*** INFORMATION GIVEN
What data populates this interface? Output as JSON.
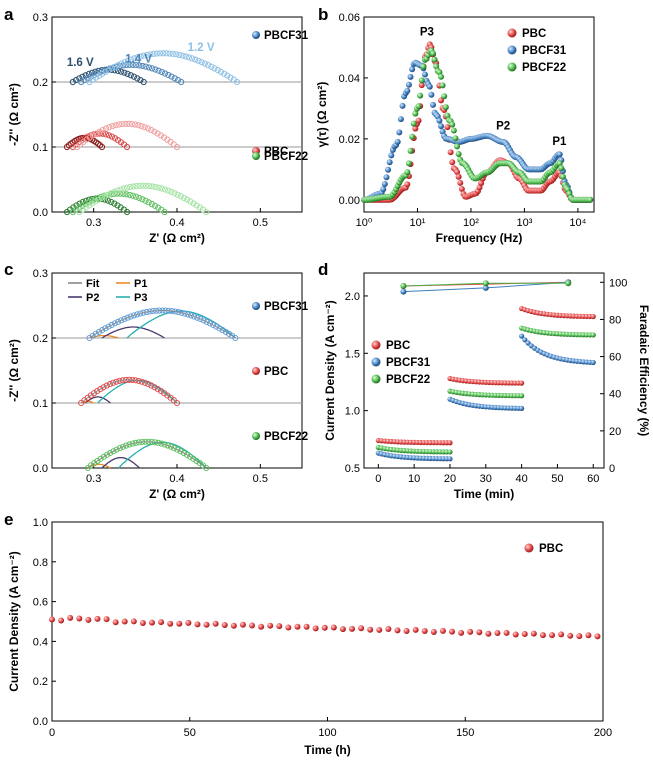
{
  "chart_data": [
    {
      "panel": "a",
      "type": "scatter",
      "title": "",
      "xlabel": "Z' (Ω cm²)",
      "ylabel": "-Z'' (Ω cm²)",
      "xlim": [
        0.25,
        0.55
      ],
      "ylim": [
        0.0,
        0.3
      ],
      "xticks": [
        "0.3",
        "0.4",
        "0.5"
      ],
      "yticks": [
        "0.0",
        "0.1",
        "0.2",
        "0.3"
      ],
      "offset_lines": [
        0.1,
        0.2
      ],
      "legend": [
        "PBCF31",
        "PBC",
        "PBCF22"
      ],
      "annotations": [
        "1.6 V",
        "1.4 V",
        "1.2 V"
      ],
      "series": [
        {
          "name": "PBCF31 1.6 V",
          "color": "#2b4f6e",
          "baseline": 0.2,
          "x_start": 0.275,
          "x_end": 0.36,
          "peak": 0.02
        },
        {
          "name": "PBCF31 1.4 V",
          "color": "#4f86b8",
          "baseline": 0.2,
          "x_start": 0.285,
          "x_end": 0.405,
          "peak": 0.028
        },
        {
          "name": "PBCF31 1.2 V",
          "color": "#8fc0e4",
          "baseline": 0.2,
          "x_start": 0.295,
          "x_end": 0.472,
          "peak": 0.047
        },
        {
          "name": "PBC 1.6 V",
          "color": "#8b1e1e",
          "baseline": 0.1,
          "x_start": 0.268,
          "x_end": 0.31,
          "peak": 0.015
        },
        {
          "name": "PBC 1.4 V",
          "color": "#d94a4a",
          "baseline": 0.1,
          "x_start": 0.275,
          "x_end": 0.34,
          "peak": 0.022
        },
        {
          "name": "PBC 1.2 V",
          "color": "#f0a0a0",
          "baseline": 0.1,
          "x_start": 0.28,
          "x_end": 0.4,
          "peak": 0.038
        },
        {
          "name": "PBCF22 1.6 V",
          "color": "#2e7d32",
          "baseline": 0.0,
          "x_start": 0.268,
          "x_end": 0.34,
          "peak": 0.022
        },
        {
          "name": "PBCF22 1.4 V",
          "color": "#5fbf5f",
          "baseline": 0.0,
          "x_start": 0.275,
          "x_end": 0.385,
          "peak": 0.03
        },
        {
          "name": "PBCF22 1.2 V",
          "color": "#a6e3a6",
          "baseline": 0.0,
          "x_start": 0.283,
          "x_end": 0.435,
          "peak": 0.043
        }
      ]
    },
    {
      "panel": "b",
      "type": "line",
      "title": "",
      "xlabel": "Frequency (Hz)",
      "ylabel": "γ(τ) (Ω cm²)",
      "xscale": "log",
      "xlim": [
        1,
        20000
      ],
      "ylim": [
        -0.004,
        0.06
      ],
      "xticks": [
        "10⁰",
        "10¹",
        "10²",
        "10³",
        "10⁴"
      ],
      "yticks": [
        "0.00",
        "0.02",
        "0.04",
        "0.06"
      ],
      "legend": [
        "PBC",
        "PBCF31",
        "PBCF22"
      ],
      "annotations": [
        "P3",
        "P2",
        "P1"
      ],
      "series": [
        {
          "name": "PBC",
          "color": "#e04040",
          "x": [
            1,
            3,
            6,
            10,
            14,
            17,
            22,
            30,
            50,
            80,
            120,
            200,
            350,
            500,
            800,
            1200,
            2000,
            3000,
            4500,
            6000,
            8000,
            20000
          ],
          "y": [
            0.0,
            0.0,
            0.004,
            0.025,
            0.047,
            0.051,
            0.045,
            0.03,
            0.01,
            0.001,
            0.002,
            0.009,
            0.013,
            0.012,
            0.007,
            0.003,
            0.003,
            0.006,
            0.009,
            0.003,
            0.0,
            0.0
          ]
        },
        {
          "name": "PBCF31",
          "color": "#3f7fc1",
          "x": [
            1,
            2,
            4,
            6,
            9,
            12,
            16,
            22,
            35,
            60,
            100,
            200,
            400,
            700,
            1200,
            2000,
            3000,
            4500,
            6000,
            8000,
            20000
          ],
          "y": [
            0.0,
            0.002,
            0.018,
            0.035,
            0.045,
            0.044,
            0.038,
            0.028,
            0.02,
            0.019,
            0.02,
            0.021,
            0.019,
            0.014,
            0.01,
            0.01,
            0.012,
            0.015,
            0.005,
            0.0,
            0.0
          ]
        },
        {
          "name": "PBCF22",
          "color": "#48b548",
          "x": [
            1,
            3,
            6,
            10,
            14,
            18,
            25,
            40,
            70,
            120,
            200,
            350,
            500,
            800,
            1200,
            2000,
            3000,
            4500,
            6000,
            8000,
            20000
          ],
          "y": [
            0.0,
            0.001,
            0.008,
            0.03,
            0.046,
            0.049,
            0.042,
            0.026,
            0.012,
            0.007,
            0.009,
            0.012,
            0.012,
            0.009,
            0.006,
            0.006,
            0.009,
            0.012,
            0.004,
            0.0,
            0.0
          ]
        }
      ]
    },
    {
      "panel": "c",
      "type": "scatter",
      "title": "",
      "xlabel": "Z' (Ω cm²)",
      "ylabel": "-Z'' (Ω cm²)",
      "xlim": [
        0.25,
        0.55
      ],
      "ylim": [
        0.0,
        0.3
      ],
      "xticks": [
        "0.3",
        "0.4",
        "0.5"
      ],
      "yticks": [
        "0.0",
        "0.1",
        "0.2",
        "0.3"
      ],
      "offset_lines": [
        0.1,
        0.2
      ],
      "legend": [
        "PBCF31",
        "PBC",
        "PBCF22"
      ],
      "fit_legend": [
        "Fit",
        "P1",
        "P2",
        "P3"
      ],
      "fit_colors": {
        "Fit": "#888888",
        "P1": "#f08a24",
        "P2": "#4a3a70",
        "P3": "#2ab0b0"
      },
      "series": [
        {
          "name": "PBCF31",
          "color": "#5a9ad8",
          "baseline": 0.2,
          "x_start": 0.295,
          "x_end": 0.47,
          "peak": 0.045,
          "p1": [
            0.295,
            0.33,
            0.004
          ],
          "p2": [
            0.31,
            0.385,
            0.018
          ],
          "p3": [
            0.34,
            0.47,
            0.044
          ]
        },
        {
          "name": "PBC",
          "color": "#e04545",
          "baseline": 0.1,
          "x_start": 0.285,
          "x_end": 0.4,
          "peak": 0.038,
          "p1": [
            0.285,
            0.3,
            0.003
          ],
          "p2": [
            0.29,
            0.32,
            0.01
          ],
          "p3": [
            0.305,
            0.4,
            0.037
          ]
        },
        {
          "name": "PBCF22",
          "color": "#55c055",
          "baseline": 0.0,
          "x_start": 0.293,
          "x_end": 0.435,
          "peak": 0.043,
          "p1": [
            0.293,
            0.32,
            0.006
          ],
          "p2": [
            0.31,
            0.355,
            0.017
          ],
          "p3": [
            0.33,
            0.435,
            0.042
          ]
        }
      ]
    },
    {
      "panel": "d",
      "type": "scatter",
      "title": "",
      "xlabel": "Time (min)",
      "ylabel": "Current Density (A cm⁻²)",
      "y2label": "Faradaic Efficiency (%)",
      "xlim": [
        -4,
        63
      ],
      "ylim": [
        0.5,
        2.2
      ],
      "y2lim": [
        0,
        105
      ],
      "xticks": [
        "0",
        "10",
        "20",
        "30",
        "40",
        "50",
        "60"
      ],
      "yticks": [
        "0.5",
        "1.0",
        "1.5",
        "2.0"
      ],
      "y2ticks": [
        "0",
        "20",
        "40",
        "60",
        "80",
        "100"
      ],
      "legend": [
        "PBC",
        "PBCF31",
        "PBCF22"
      ],
      "series": [
        {
          "name": "PBC",
          "color": "#e04040",
          "current": [
            [
              0,
              0.74,
              20,
              0.72
            ],
            [
              20,
              1.28,
              40,
              1.24
            ],
            [
              40,
              1.89,
              60,
              1.82
            ]
          ],
          "fe_x": [
            7,
            53
          ],
          "fe_y": [
            98,
            100
          ]
        },
        {
          "name": "PBCF31",
          "color": "#3f7fc1",
          "current": [
            [
              0,
              0.63,
              20,
              0.58
            ],
            [
              20,
              1.1,
              40,
              1.02
            ],
            [
              40,
              1.65,
              60,
              1.42
            ]
          ],
          "fe_x": [
            7,
            30,
            53
          ],
          "fe_y": [
            95,
            97,
            100
          ]
        },
        {
          "name": "PBCF22",
          "color": "#48b548",
          "current": [
            [
              0,
              0.68,
              20,
              0.64
            ],
            [
              20,
              1.17,
              40,
              1.13
            ],
            [
              40,
              1.72,
              60,
              1.66
            ]
          ],
          "fe_x": [
            7,
            30,
            53
          ],
          "fe_y": [
            98,
            99.5,
            99.5
          ]
        }
      ]
    },
    {
      "panel": "e",
      "type": "scatter",
      "title": "",
      "xlabel": "Time (h)",
      "ylabel": "Current Density (A cm⁻²)",
      "xlim": [
        0,
        200
      ],
      "ylim": [
        0.0,
        1.0
      ],
      "xticks": [
        "0",
        "50",
        "100",
        "150",
        "200"
      ],
      "yticks": [
        "0.0",
        "0.2",
        "0.4",
        "0.6",
        "0.8",
        "1.0"
      ],
      "legend": [
        "PBC"
      ],
      "series": [
        {
          "name": "PBC",
          "color": "#e04040",
          "x_start": 0,
          "x_end": 200,
          "step": 3.3,
          "y_start": 0.51,
          "y_end": 0.425
        }
      ]
    }
  ]
}
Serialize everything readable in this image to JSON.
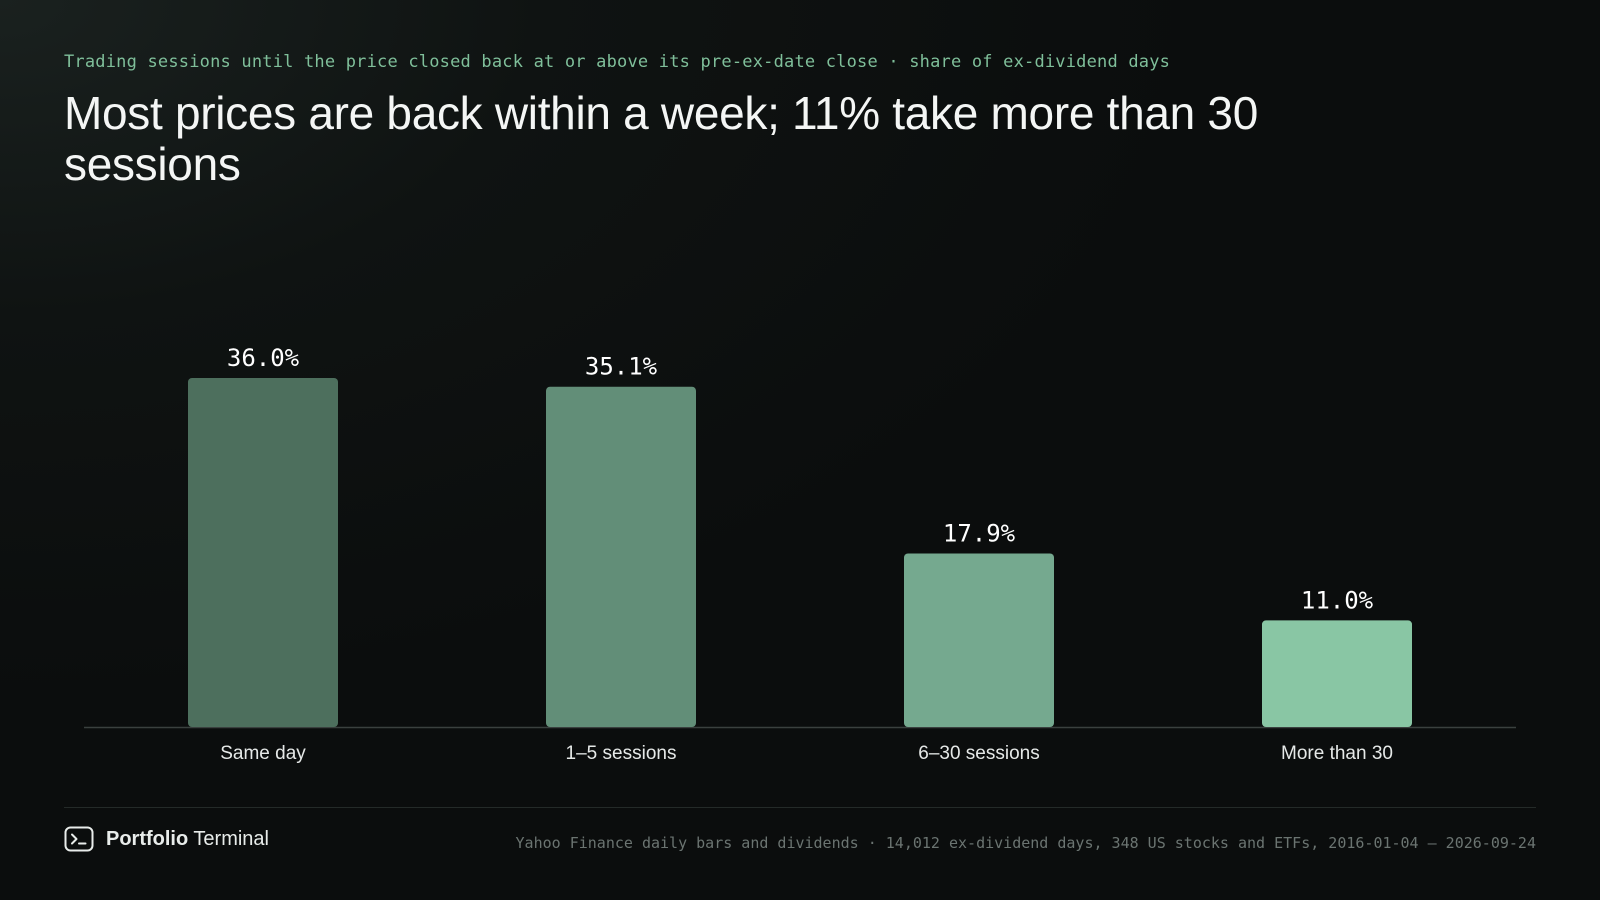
{
  "header": {
    "subtitle": "Trading sessions until the price closed back at or above its pre-ex-date close · share of ex-dividend days",
    "title": "Most prices are back within a week; 11% take more than 30 sessions"
  },
  "chart_data": {
    "type": "bar",
    "categories": [
      "Same day",
      "1–5 sessions",
      "6–30 sessions",
      "More than 30"
    ],
    "values": [
      36.0,
      35.1,
      17.9,
      11.0
    ],
    "data_labels": [
      "36.0%",
      "35.1%",
      "17.9%",
      "11.0%"
    ],
    "unit": "%",
    "ylim": [
      0,
      36.0
    ],
    "grid": false,
    "colors": [
      "#4d6f5d",
      "#628e78",
      "#75a98f",
      "#89c6a4"
    ]
  },
  "colors": {
    "accent": "#7fbf9a",
    "axis": "#3a403e",
    "label": "#e6e9e8"
  },
  "footer": {
    "brand_bold": "Portfolio",
    "brand_light": "Terminal",
    "brand_icon": "terminal-prompt-icon",
    "source": "Yahoo Finance daily bars and dividends · 14,012 ex-dividend days, 348 US stocks and ETFs, 2016-01-04 – 2026-09-24"
  }
}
******
**SHORT EXERCISE:** With pictures omitted, copy exactly the lines from the one containing "Serialize everything readable" through the final line of the listing, both included.

**RESPONSE TO THE EXERCISE:**
Serialize everything readable in this image to JSON.
{
  "header": {
    "subtitle": "Trading sessions until the price closed back at or above its pre-ex-date close · share of ex-dividend days",
    "title": "Most prices are back within a week; 11% take more than 30 sessions"
  },
  "chart_data": {
    "type": "bar",
    "categories": [
      "Same day",
      "1–5 sessions",
      "6–30 sessions",
      "More than 30"
    ],
    "values": [
      36.0,
      35.1,
      17.9,
      11.0
    ],
    "data_labels": [
      "36.0%",
      "35.1%",
      "17.9%",
      "11.0%"
    ],
    "unit": "%",
    "ylim": [
      0,
      36.0
    ],
    "grid": false,
    "colors": [
      "#4d6f5d",
      "#628e78",
      "#75a98f",
      "#89c6a4"
    ]
  },
  "colors": {
    "accent": "#7fbf9a",
    "axis": "#3a403e",
    "label": "#e6e9e8"
  },
  "footer": {
    "brand_bold": "Portfolio",
    "brand_light": "Terminal",
    "brand_icon": "terminal-prompt-icon",
    "source": "Yahoo Finance daily bars and dividends · 14,012 ex-dividend days, 348 US stocks and ETFs, 2016-01-04 – 2026-09-24"
  }
}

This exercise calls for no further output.